Pull every line that holds the word "suggestions" from the entries.

>> Begin RECORDS FOR PROCESSING

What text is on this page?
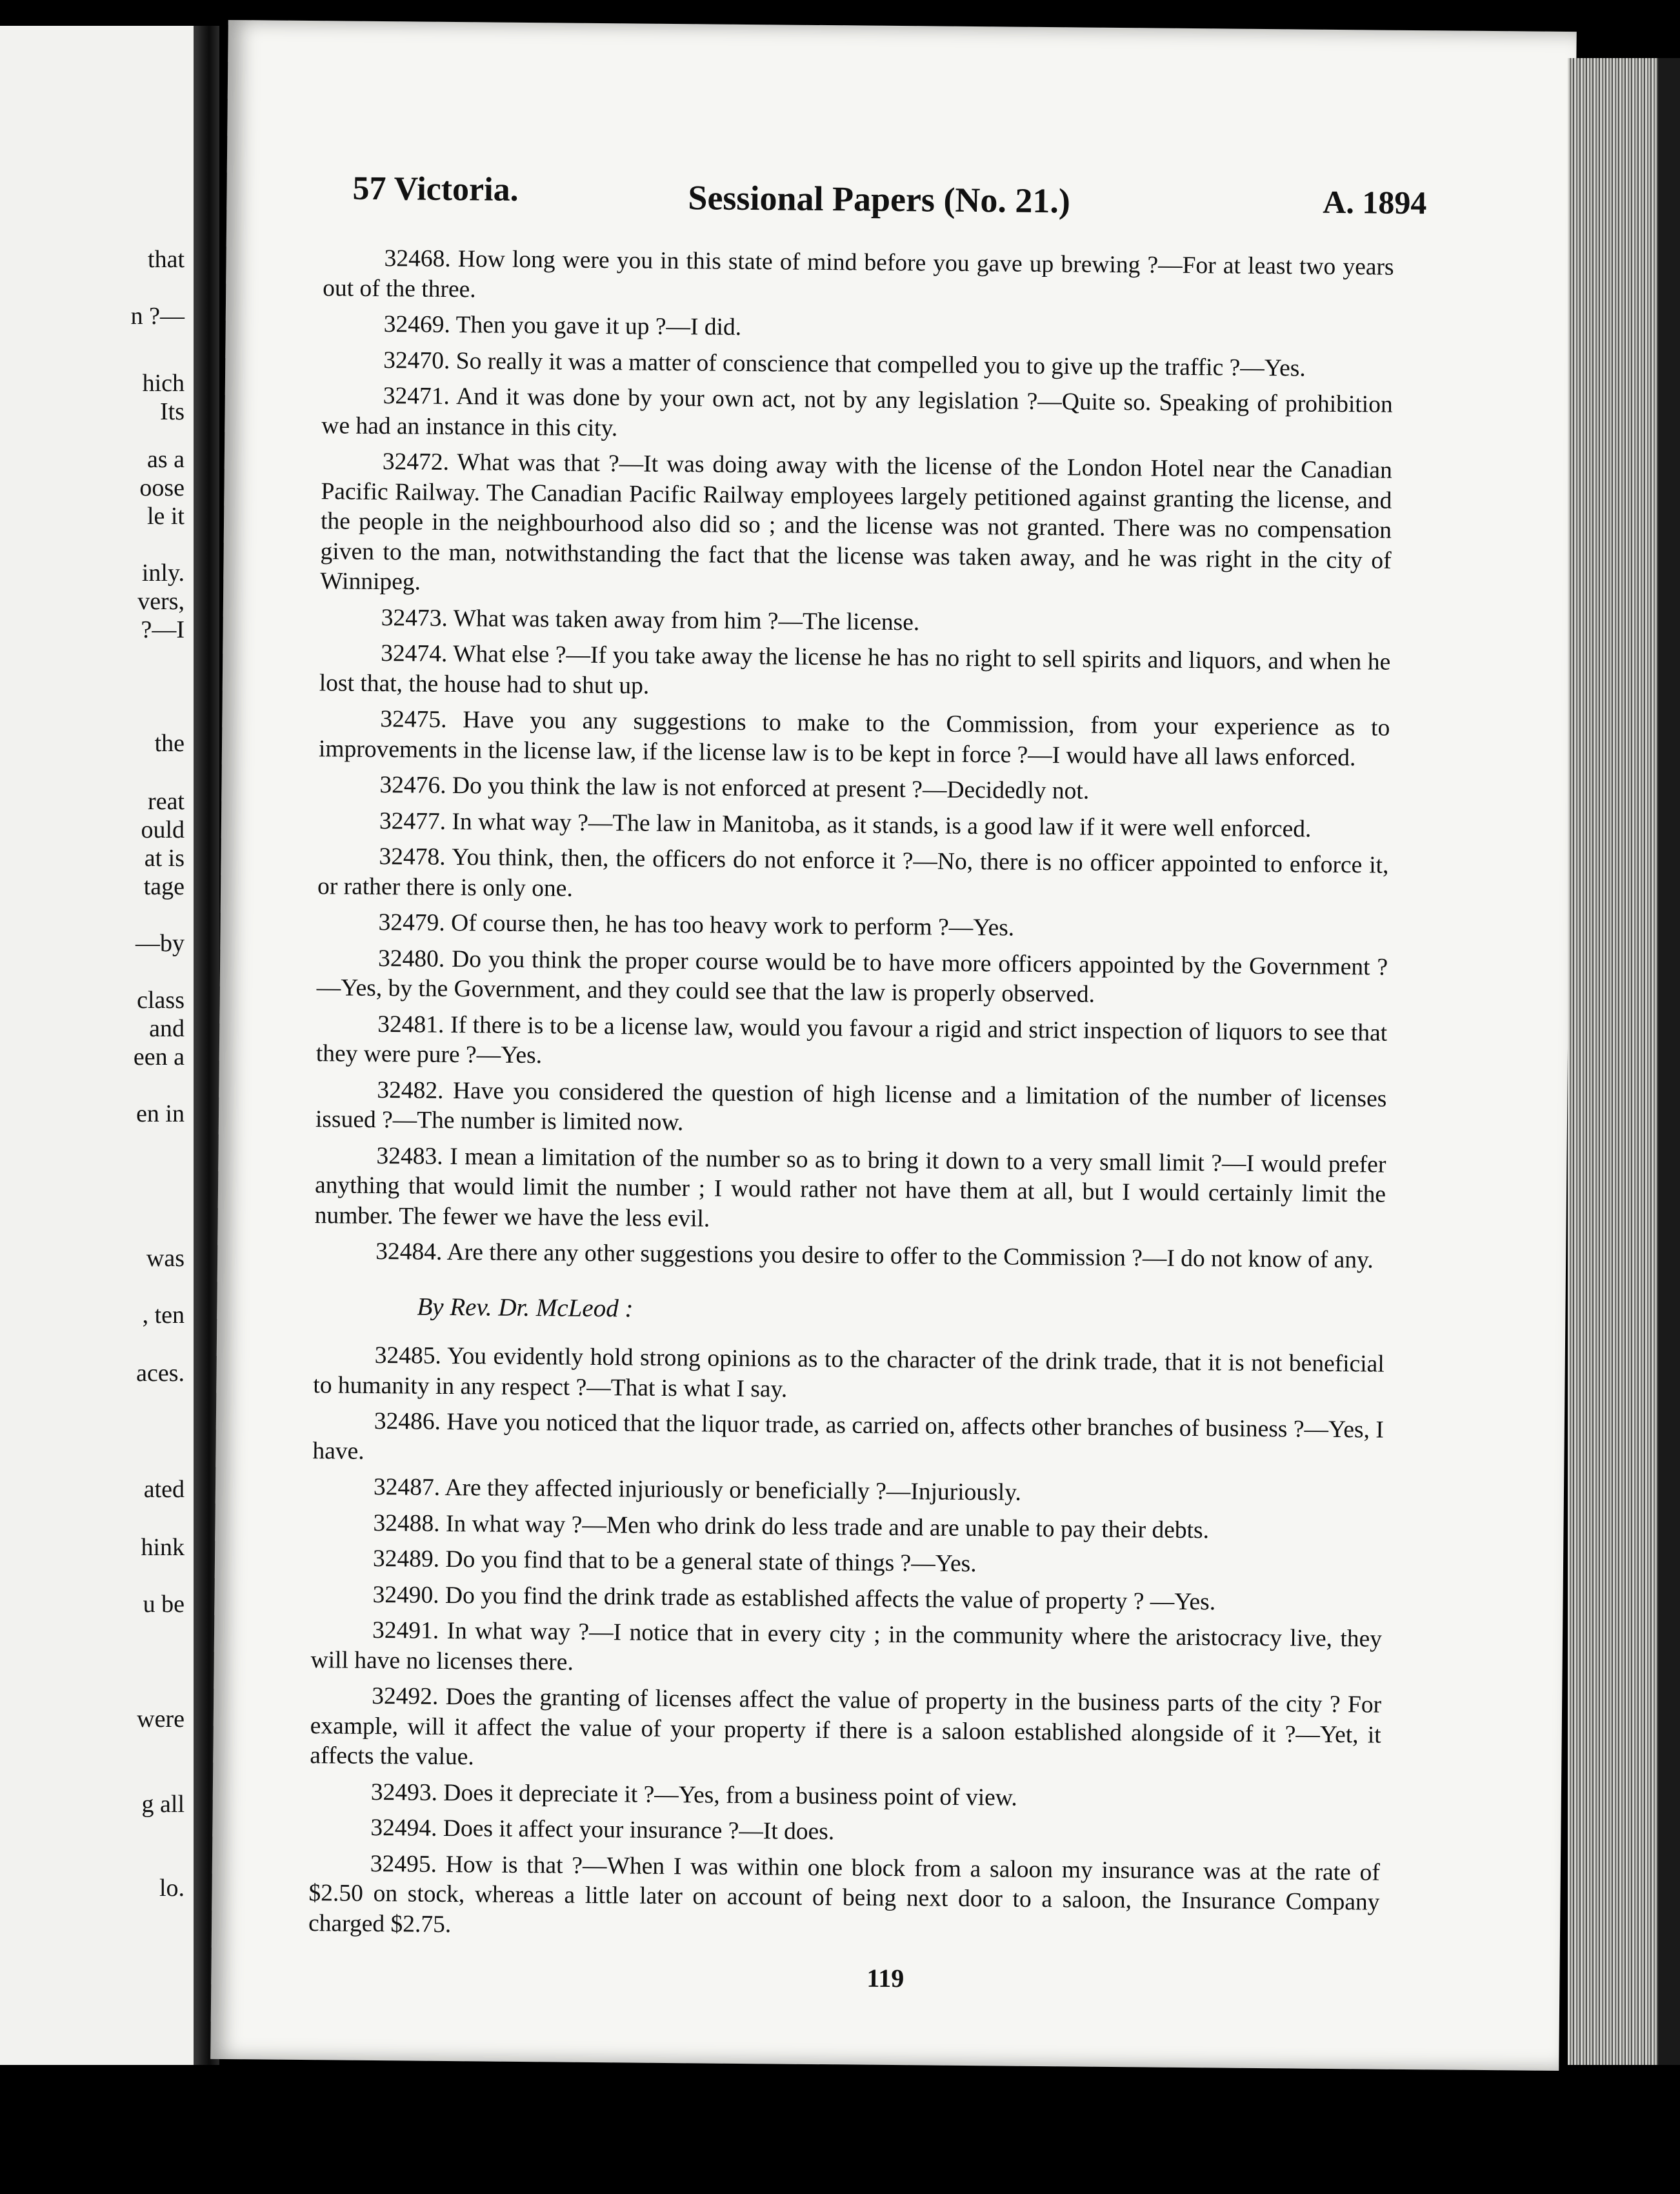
that
n ?—
hich
Its
as a
oose
le it
inly.
vers,
?—I
the
reat
ould
at is
tage
—by
class
and
een a
en in
was
, ten
aces.
ated
hink
u be
were
g all
lo.
57 Victoria.	Sessional Papers (No. 21.)	A. 1894

32468. How long were you in this state of mind before you gave up brewing ?—For at least two years out of the three.

32469. Then you gave it up ?—I did.

32470. So really it was a matter of conscience that compelled you to give up the traffic ?—Yes.

32471. And it was done by your own act, not by any legislation ?—Quite so. Speaking of prohibition we had an instance in this city.

32472. What was that ?—It was doing away with the license of the London Hotel near the Canadian Pacific Railway. The Canadian Pacific Railway employees largely petitioned against granting the license, and the people in the neighbourhood also did so ; and the license was not granted. There was no compensation given to the man, notwithstanding the fact that the license was taken away, and he was right in the city of Winnipeg.

32473. What was taken away from him ?—The license.

32474. What else ?—If you take away the license he has no right to sell spirits and liquors, and when he lost that, the house had to shut up.

32475. Have you any suggestions to make to the Commission, from your experience as to improvements in the license law, if the license law is to be kept in force ?—I would have all laws enforced.

32476. Do you think the law is not enforced at present ?—Decidedly not.

32477. In what way ?—The law in Manitoba, as it stands, is a good law if it were well enforced.

32478. You think, then, the officers do not enforce it ?—No, there is no officer appointed to enforce it, or rather there is only one.

32479. Of course then, he has too heavy work to perform ?—Yes.

32480. Do you think the proper course would be to have more officers appointed by the Government ?—Yes, by the Government, and they could see that the law is properly observed.

32481. If there is to be a license law, would you favour a rigid and strict inspection of liquors to see that they were pure ?—Yes.

32482. Have you considered the question of high license and a limitation of the number of licenses issued ?—The number is limited now.

32483. I mean a limitation of the number so as to bring it down to a very small limit ?—I would prefer anything that would limit the number ; I would rather not have them at all, but I would certainly limit the number. The fewer we have the less evil.

32484. Are there any other suggestions you desire to offer to the Commission ?—I do not know of any.

By Rev. Dr. McLeod :

32485. You evidently hold strong opinions as to the character of the drink trade, that it is not beneficial to humanity in any respect ?—That is what I say.

32486. Have you noticed that the liquor trade, as carried on, affects other branches of business ?—Yes, I have.

32487. Are they affected injuriously or beneficially ?—Injuriously.

32488. In what way ?—Men who drink do less trade and are unable to pay their debts.

32489. Do you find that to be a general state of things ?—Yes.

32490. Do you find the drink trade as established affects the value of property ? —Yes.

32491. In what way ?—I notice that in every city ; in the community where the aristocracy live, they will have no licenses there.

32492. Does the granting of licenses affect the value of property in the business parts of the city ? For example, will it affect the value of your property if there is a saloon established alongside of it ?—Yet, it affects the value.

32493. Does it depreciate it ?—Yes, from a business point of view.

32494. Does it affect your insurance ?—It does.

32495. How is that ?—When I was within one block from a saloon my insurance was at the rate of $2.50 on stock, whereas a little later on account of being next door to a saloon, the Insurance Company charged $2.75.

119
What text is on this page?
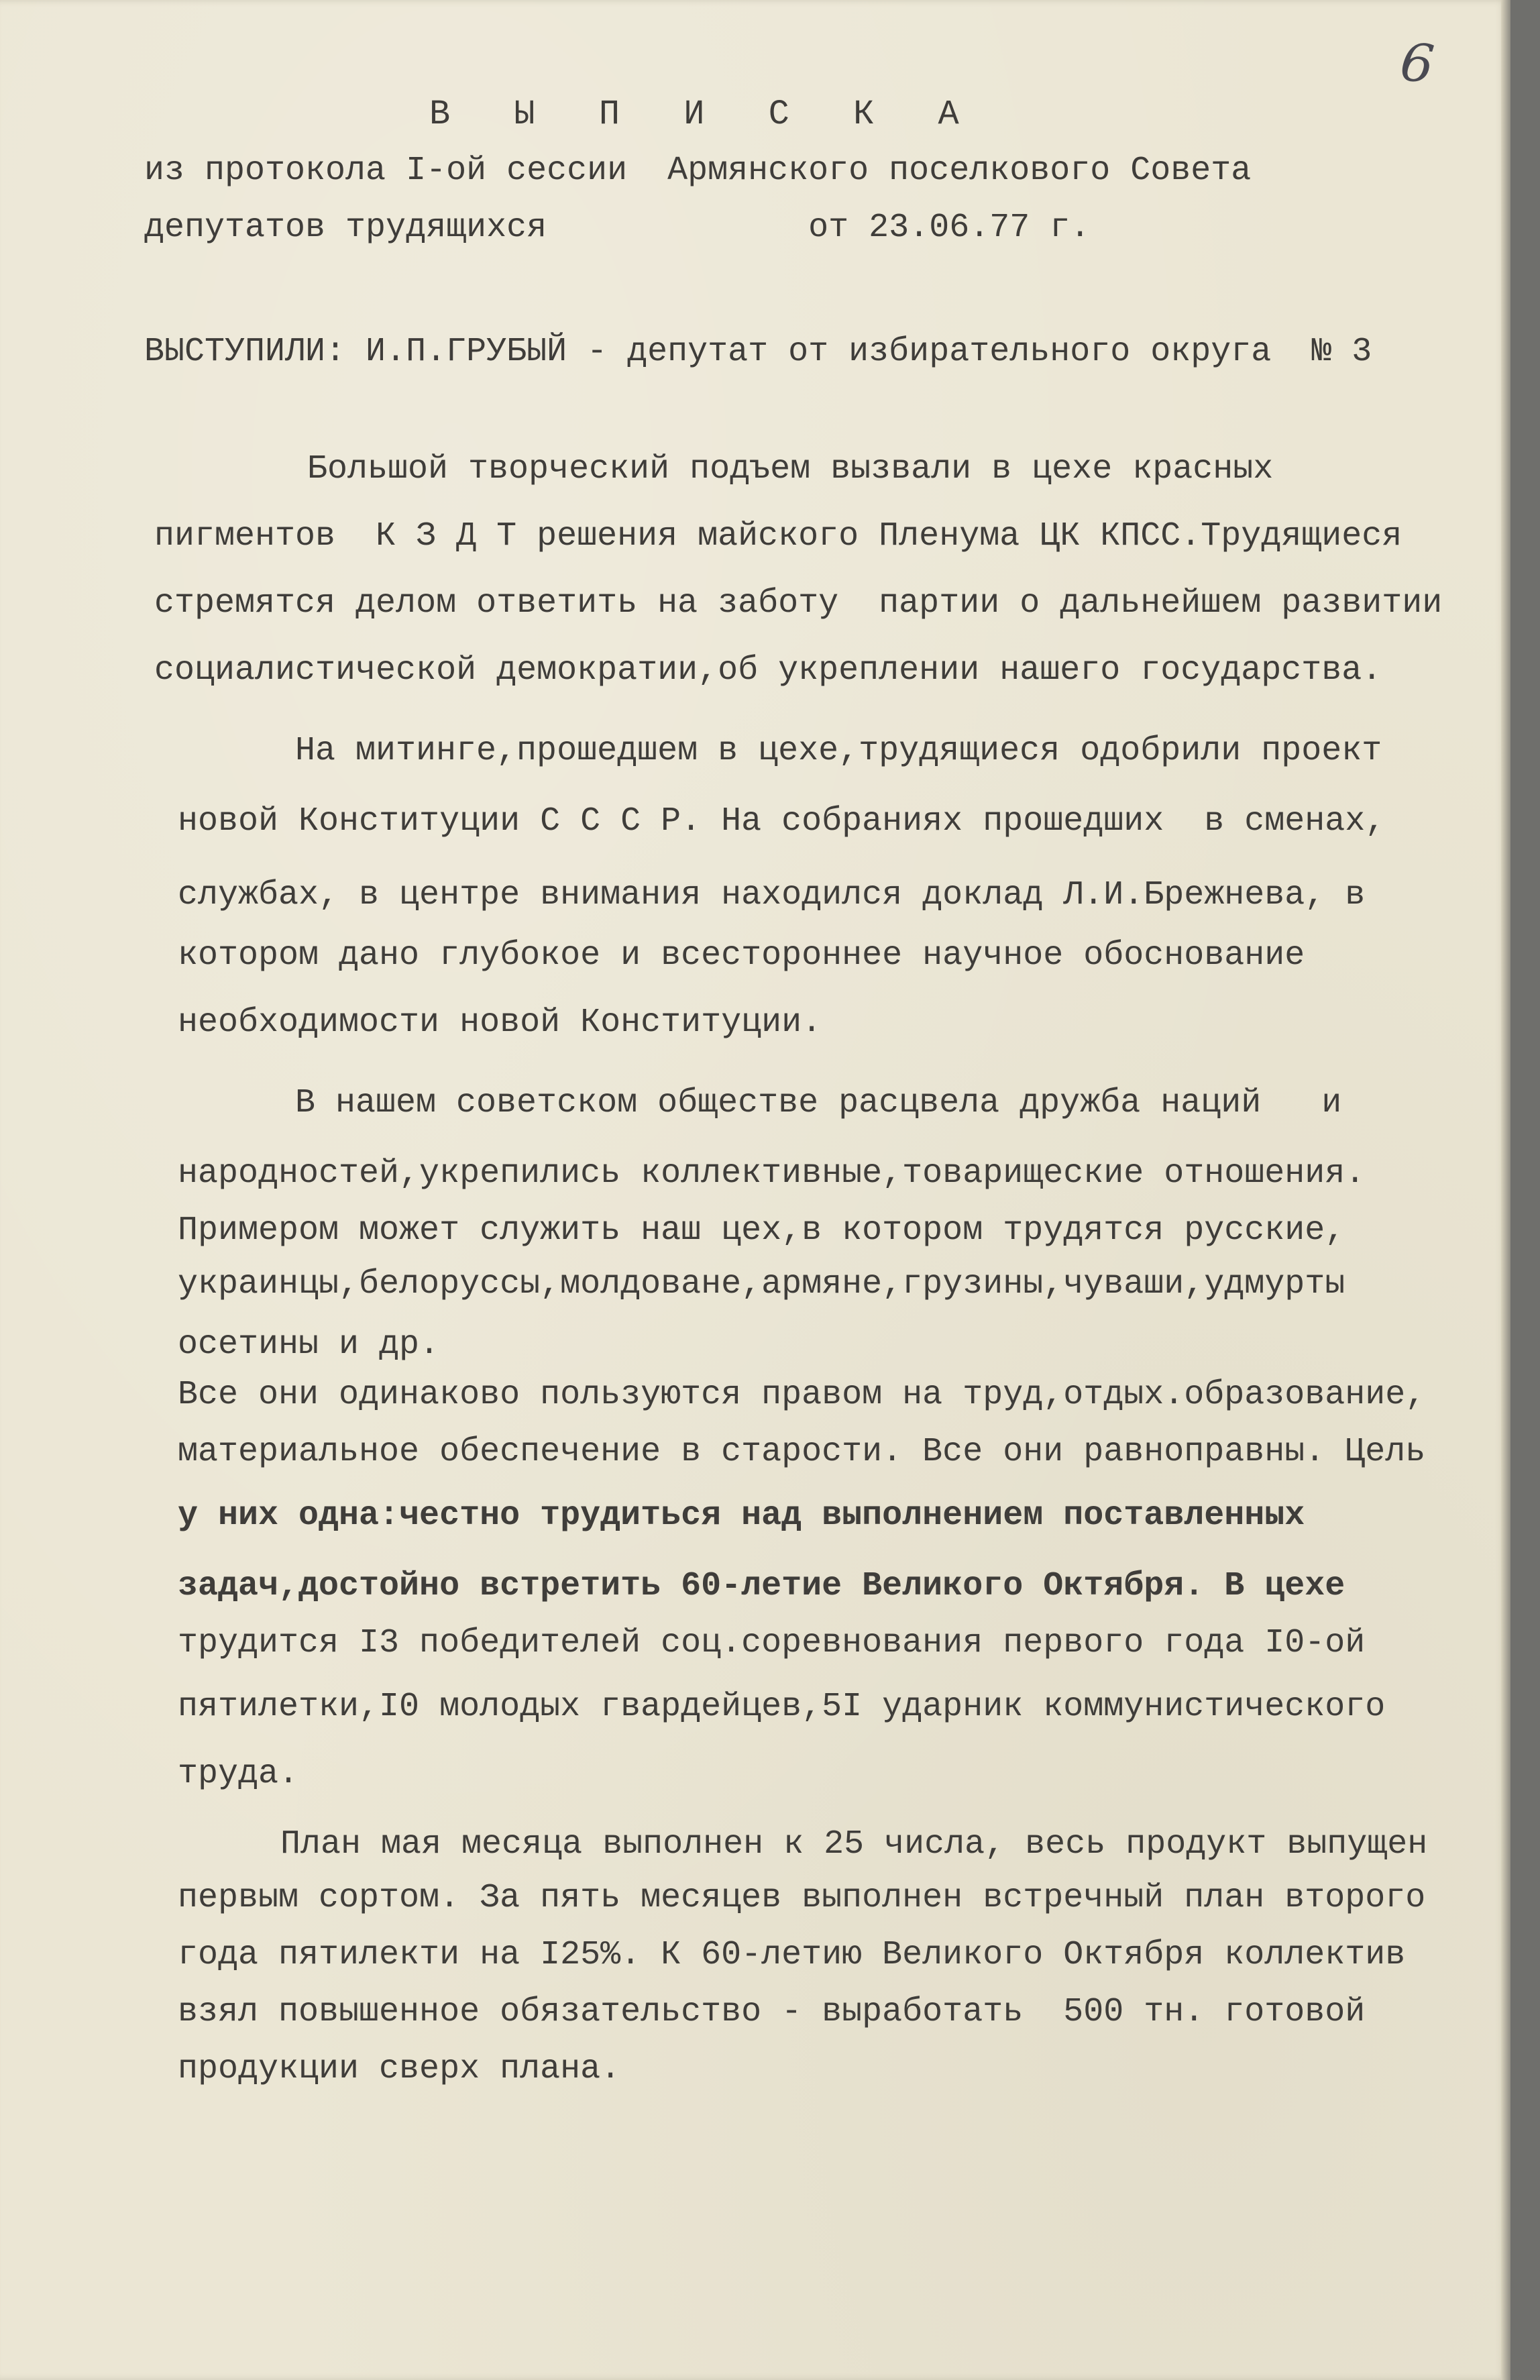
6
В Ы П И С К А
из протокола I-ой сессии  Армянского поселкового Совета
депутатов трудящихся             от 23.06.77 г.
ВЫСТУПИЛИ: И.П.ГРУБЫЙ - депутат от избирательного округа  № 3
Большой творческий подъем вызвали в цехе красных
пигментов  К З Д Т решения майского Пленума ЦК КПСС.Трудящиеся
стремятся делом ответить на заботу  партии о дальнейшем развитии
социалистической демократии,об укреплении нашего государства.
На митинге,прошедшем в цехе,трудящиеся одобрили проект
новой Конституции С С С Р. На собраниях прошедших  в сменах,
службах, в центре внимания находился доклад Л.И.Брежнева, в
котором дано глубокое и всестороннее научное обоснование
необходимости новой Конституции.
В нашем советском обществе расцвела дружба наций   и
народностей,укрепились коллективные,товарищеские отношения.
Примером может служить наш цех,в котором трудятся русские,
украинцы,белоруссы,молдоване,армяне,грузины,чуваши,удмурты
осетины и др.
Все они одинаково пользуются правом на труд,отдых.образование,
материальное обеспечение в старости. Все они равноправны. Цель
у них одна:честно трудиться над выполнением поставленных
задач,достойно встретить 60-летие Великого Октября. В цехе
трудится I3 победителей соц.соревнования первого года I0-ой
пятилетки,I0 молодых гвардейцев,5I ударник коммунистического
труда.
План мая месяца выполнен к 25 числа, весь продукт выпущен
первым сортом. За пять месяцев выполнен встречный план второго
года пятилекти на I25%. К 60-летию Великого Октября коллектив
взял повышенное обязательство - выработать  500 тн. готовой
продукции сверх плана.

>> End RECORDS FOR PROCESSING

FINAL RESULT.
32475. Have you any suggestions to make to the Commission, from your experience as to improvements in the license law, if the license law is to be kept in force ?—I would have all laws enforced.
32484. Are there any other suggestions you desire to offer to the Commission ?—I do not know of any.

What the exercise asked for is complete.